Exercise directions
How many lines hold the string "Department"? Give only the number.
— Start Recorded data —
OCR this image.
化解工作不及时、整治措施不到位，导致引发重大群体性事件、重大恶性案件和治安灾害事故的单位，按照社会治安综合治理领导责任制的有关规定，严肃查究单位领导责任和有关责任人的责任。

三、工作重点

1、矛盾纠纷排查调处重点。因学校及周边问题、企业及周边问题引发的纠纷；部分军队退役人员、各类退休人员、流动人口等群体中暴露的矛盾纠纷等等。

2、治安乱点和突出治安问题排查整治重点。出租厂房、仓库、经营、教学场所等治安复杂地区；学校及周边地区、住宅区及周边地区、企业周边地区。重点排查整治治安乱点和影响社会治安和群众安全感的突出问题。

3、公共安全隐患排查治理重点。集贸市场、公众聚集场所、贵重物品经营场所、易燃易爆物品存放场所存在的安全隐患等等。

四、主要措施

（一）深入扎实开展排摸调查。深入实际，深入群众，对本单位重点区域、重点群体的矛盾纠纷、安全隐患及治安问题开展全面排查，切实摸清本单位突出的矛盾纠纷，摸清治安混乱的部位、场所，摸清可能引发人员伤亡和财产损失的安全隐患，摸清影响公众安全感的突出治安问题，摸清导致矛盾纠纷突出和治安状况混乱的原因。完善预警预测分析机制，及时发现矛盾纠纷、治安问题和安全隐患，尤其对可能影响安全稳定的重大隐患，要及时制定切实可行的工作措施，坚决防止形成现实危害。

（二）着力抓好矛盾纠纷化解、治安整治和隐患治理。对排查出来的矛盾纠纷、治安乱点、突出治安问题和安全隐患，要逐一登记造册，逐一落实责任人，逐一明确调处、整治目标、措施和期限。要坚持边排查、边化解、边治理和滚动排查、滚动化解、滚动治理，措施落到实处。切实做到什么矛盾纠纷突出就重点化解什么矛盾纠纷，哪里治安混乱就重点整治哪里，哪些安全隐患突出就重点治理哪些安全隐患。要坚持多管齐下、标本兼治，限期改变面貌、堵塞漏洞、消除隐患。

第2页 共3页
— End Recorded data —
— Start Recorded data —
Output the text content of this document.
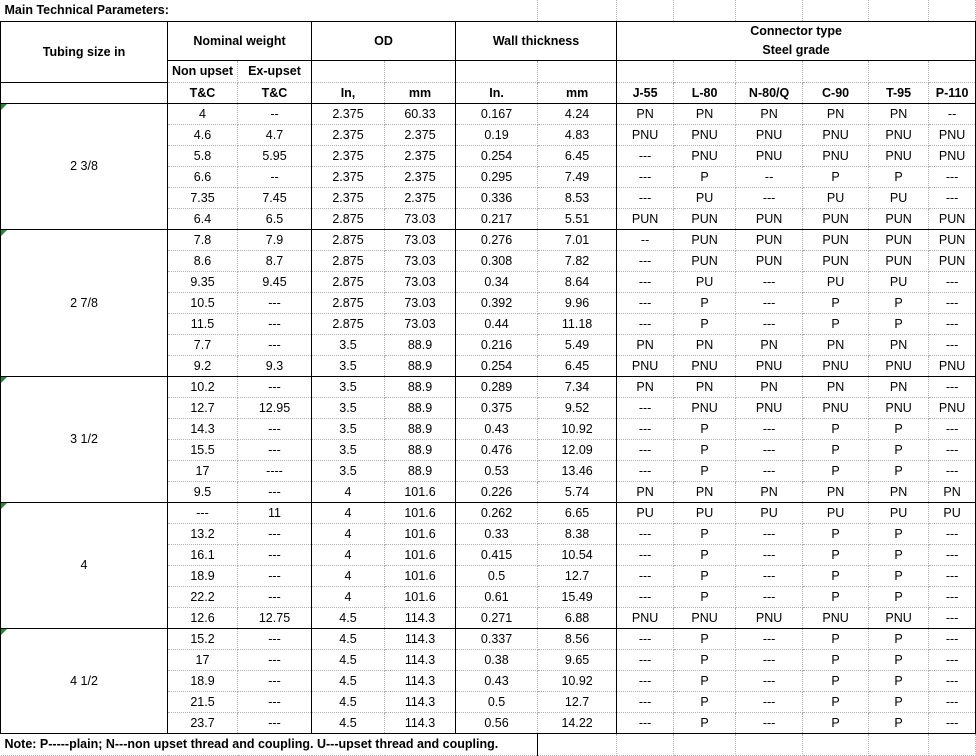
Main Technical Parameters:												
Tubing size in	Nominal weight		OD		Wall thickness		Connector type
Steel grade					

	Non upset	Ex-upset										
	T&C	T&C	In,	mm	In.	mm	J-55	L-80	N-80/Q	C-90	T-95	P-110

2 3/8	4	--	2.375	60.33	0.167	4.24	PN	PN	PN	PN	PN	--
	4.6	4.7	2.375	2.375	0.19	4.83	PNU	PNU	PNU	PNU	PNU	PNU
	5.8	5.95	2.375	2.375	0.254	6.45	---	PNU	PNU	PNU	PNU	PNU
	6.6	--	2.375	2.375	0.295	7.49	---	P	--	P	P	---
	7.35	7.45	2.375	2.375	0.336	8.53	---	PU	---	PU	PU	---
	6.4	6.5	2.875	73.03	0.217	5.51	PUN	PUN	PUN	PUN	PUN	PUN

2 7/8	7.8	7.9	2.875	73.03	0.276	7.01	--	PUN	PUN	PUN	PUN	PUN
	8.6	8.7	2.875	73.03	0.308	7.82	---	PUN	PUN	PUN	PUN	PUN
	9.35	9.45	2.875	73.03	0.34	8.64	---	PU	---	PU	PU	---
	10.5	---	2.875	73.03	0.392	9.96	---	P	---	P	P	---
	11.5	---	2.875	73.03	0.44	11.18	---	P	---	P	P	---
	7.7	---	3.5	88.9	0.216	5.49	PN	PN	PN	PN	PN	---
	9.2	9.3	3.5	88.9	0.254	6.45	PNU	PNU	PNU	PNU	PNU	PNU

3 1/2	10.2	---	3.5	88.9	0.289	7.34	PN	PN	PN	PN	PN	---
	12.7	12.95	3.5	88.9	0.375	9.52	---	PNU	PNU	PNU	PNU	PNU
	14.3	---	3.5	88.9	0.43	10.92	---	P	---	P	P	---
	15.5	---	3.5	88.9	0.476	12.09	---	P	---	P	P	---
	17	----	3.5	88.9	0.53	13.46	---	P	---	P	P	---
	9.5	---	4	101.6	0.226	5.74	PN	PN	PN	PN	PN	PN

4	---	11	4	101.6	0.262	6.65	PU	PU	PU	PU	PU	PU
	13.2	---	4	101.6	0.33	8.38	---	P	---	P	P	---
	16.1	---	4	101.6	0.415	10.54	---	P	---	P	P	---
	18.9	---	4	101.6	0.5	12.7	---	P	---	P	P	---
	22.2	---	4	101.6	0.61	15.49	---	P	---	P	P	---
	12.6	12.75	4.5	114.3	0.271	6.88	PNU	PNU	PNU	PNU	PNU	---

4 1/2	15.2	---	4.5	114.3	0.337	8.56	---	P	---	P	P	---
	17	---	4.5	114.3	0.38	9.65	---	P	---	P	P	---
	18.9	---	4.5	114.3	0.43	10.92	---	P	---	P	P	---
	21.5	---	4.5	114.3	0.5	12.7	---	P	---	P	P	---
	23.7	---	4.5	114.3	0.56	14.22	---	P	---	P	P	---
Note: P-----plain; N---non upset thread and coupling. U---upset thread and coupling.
— End Recorded data —
— Start Recorded data —
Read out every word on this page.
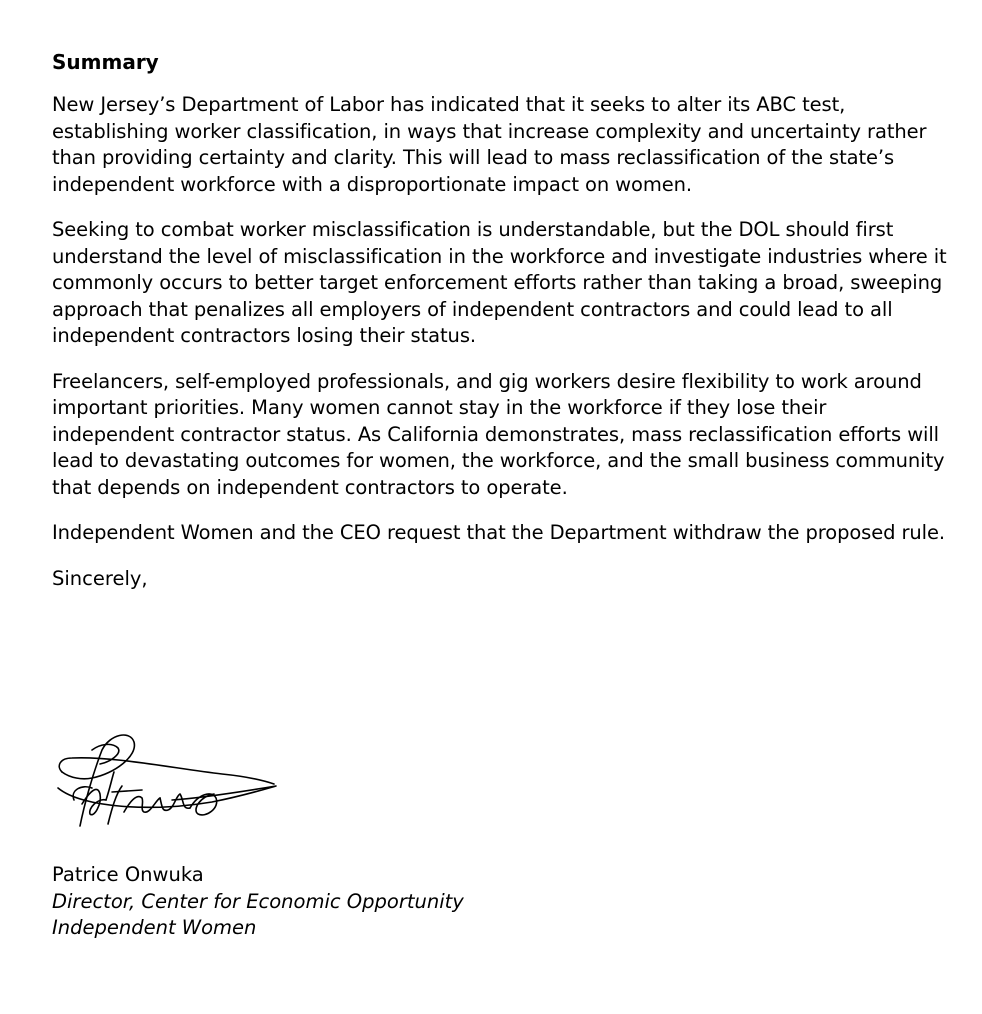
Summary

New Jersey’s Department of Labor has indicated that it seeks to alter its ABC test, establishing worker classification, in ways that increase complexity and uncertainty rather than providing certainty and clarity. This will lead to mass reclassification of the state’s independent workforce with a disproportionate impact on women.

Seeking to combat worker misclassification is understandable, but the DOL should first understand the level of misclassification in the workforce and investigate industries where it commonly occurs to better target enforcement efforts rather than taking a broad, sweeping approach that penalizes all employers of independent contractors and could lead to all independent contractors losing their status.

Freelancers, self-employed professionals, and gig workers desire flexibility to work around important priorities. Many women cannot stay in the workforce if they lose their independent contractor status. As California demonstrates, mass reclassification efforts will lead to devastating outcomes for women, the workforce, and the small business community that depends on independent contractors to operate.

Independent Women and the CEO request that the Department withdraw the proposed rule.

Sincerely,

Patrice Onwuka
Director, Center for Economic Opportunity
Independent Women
— End Recorded data —
Answer in full
2